### Entries:

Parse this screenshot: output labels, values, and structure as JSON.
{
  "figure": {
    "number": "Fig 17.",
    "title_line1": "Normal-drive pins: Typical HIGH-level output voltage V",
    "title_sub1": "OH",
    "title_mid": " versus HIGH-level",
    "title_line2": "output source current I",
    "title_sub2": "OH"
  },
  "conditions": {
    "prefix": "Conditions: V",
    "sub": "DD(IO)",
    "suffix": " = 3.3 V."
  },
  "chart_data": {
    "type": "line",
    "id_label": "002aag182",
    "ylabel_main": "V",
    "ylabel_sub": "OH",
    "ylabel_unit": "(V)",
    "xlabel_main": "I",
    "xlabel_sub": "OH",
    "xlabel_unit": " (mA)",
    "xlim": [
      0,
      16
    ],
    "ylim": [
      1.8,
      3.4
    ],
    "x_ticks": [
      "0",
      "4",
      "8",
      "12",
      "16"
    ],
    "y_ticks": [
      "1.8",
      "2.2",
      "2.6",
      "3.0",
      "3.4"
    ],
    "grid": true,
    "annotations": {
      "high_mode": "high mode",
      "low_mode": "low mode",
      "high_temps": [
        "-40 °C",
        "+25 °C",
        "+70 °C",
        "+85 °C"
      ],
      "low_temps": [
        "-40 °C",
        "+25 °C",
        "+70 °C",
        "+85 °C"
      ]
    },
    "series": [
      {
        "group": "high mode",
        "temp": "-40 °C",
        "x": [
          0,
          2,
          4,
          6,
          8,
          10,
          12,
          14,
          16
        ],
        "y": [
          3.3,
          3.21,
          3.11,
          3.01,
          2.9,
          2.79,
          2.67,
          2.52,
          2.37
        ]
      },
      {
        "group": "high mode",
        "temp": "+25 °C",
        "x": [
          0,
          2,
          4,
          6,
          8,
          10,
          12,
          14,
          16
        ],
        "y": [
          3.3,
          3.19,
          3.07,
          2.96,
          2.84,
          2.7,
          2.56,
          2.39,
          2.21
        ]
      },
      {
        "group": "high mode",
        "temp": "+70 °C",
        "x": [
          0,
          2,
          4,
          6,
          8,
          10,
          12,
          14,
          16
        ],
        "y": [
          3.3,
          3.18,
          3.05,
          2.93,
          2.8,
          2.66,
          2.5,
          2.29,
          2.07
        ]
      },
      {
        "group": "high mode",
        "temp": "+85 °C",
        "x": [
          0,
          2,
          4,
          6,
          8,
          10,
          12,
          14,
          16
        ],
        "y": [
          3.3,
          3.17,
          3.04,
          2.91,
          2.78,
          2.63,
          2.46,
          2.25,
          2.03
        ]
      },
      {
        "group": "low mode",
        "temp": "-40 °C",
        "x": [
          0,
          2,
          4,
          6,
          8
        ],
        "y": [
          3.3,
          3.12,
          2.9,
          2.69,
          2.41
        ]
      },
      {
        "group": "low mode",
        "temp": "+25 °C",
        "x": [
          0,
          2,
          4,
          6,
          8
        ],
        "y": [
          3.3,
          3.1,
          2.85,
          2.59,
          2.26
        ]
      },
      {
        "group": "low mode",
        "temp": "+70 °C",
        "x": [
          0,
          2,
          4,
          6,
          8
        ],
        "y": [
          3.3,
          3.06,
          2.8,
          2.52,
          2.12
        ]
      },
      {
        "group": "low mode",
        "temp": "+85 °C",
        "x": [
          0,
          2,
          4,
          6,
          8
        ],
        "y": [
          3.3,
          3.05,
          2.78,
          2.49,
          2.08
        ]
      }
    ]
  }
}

### Task statement:
Above are some records; repeat all of them exactly.

### The output:
Parse this screenshot: output labels, values, and structure as JSON.
{
  "figure": {
    "number": "Fig 17.",
    "title_line1": "Normal-drive pins: Typical HIGH-level output voltage V",
    "title_sub1": "OH",
    "title_mid": " versus HIGH-level",
    "title_line2": "output source current I",
    "title_sub2": "OH"
  },
  "conditions": {
    "prefix": "Conditions: V",
    "sub": "DD(IO)",
    "suffix": " = 3.3 V."
  },
  "chart_data": {
    "type": "line",
    "id_label": "002aag182",
    "ylabel_main": "V",
    "ylabel_sub": "OH",
    "ylabel_unit": "(V)",
    "xlabel_main": "I",
    "xlabel_sub": "OH",
    "xlabel_unit": " (mA)",
    "xlim": [
      0,
      16
    ],
    "ylim": [
      1.8,
      3.4
    ],
    "x_ticks": [
      "0",
      "4",
      "8",
      "12",
      "16"
    ],
    "y_ticks": [
      "1.8",
      "2.2",
      "2.6",
      "3.0",
      "3.4"
    ],
    "grid": true,
    "annotations": {
      "high_mode": "high mode",
      "low_mode": "low mode",
      "high_temps": [
        "-40 °C",
        "+25 °C",
        "+70 °C",
        "+85 °C"
      ],
      "low_temps": [
        "-40 °C",
        "+25 °C",
        "+70 °C",
        "+85 °C"
      ]
    },
    "series": [
      {
        "group": "high mode",
        "temp": "-40 °C",
        "x": [
          0,
          2,
          4,
          6,
          8,
          10,
          12,
          14,
          16
        ],
        "y": [
          3.3,
          3.21,
          3.11,
          3.01,
          2.9,
          2.79,
          2.67,
          2.52,
          2.37
        ]
      },
      {
        "group": "high mode",
        "temp": "+25 °C",
        "x": [
          0,
          2,
          4,
          6,
          8,
          10,
          12,
          14,
          16
        ],
        "y": [
          3.3,
          3.19,
          3.07,
          2.96,
          2.84,
          2.7,
          2.56,
          2.39,
          2.21
        ]
      },
      {
        "group": "high mode",
        "temp": "+70 °C",
        "x": [
          0,
          2,
          4,
          6,
          8,
          10,
          12,
          14,
          16
        ],
        "y": [
          3.3,
          3.18,
          3.05,
          2.93,
          2.8,
          2.66,
          2.5,
          2.29,
          2.07
        ]
      },
      {
        "group": "high mode",
        "temp": "+85 °C",
        "x": [
          0,
          2,
          4,
          6,
          8,
          10,
          12,
          14,
          16
        ],
        "y": [
          3.3,
          3.17,
          3.04,
          2.91,
          2.78,
          2.63,
          2.46,
          2.25,
          2.03
        ]
      },
      {
        "group": "low mode",
        "temp": "-40 °C",
        "x": [
          0,
          2,
          4,
          6,
          8
        ],
        "y": [
          3.3,
          3.12,
          2.9,
          2.69,
          2.41
        ]
      },
      {
        "group": "low mode",
        "temp": "+25 °C",
        "x": [
          0,
          2,
          4,
          6,
          8
        ],
        "y": [
          3.3,
          3.1,
          2.85,
          2.59,
          2.26
        ]
      },
      {
        "group": "low mode",
        "temp": "+70 °C",
        "x": [
          0,
          2,
          4,
          6,
          8
        ],
        "y": [
          3.3,
          3.06,
          2.8,
          2.52,
          2.12
        ]
      },
      {
        "group": "low mode",
        "temp": "+85 °C",
        "x": [
          0,
          2,
          4,
          6,
          8
        ],
        "y": [
          3.3,
          3.05,
          2.78,
          2.49,
          2.08
        ]
      }
    ]
  }
}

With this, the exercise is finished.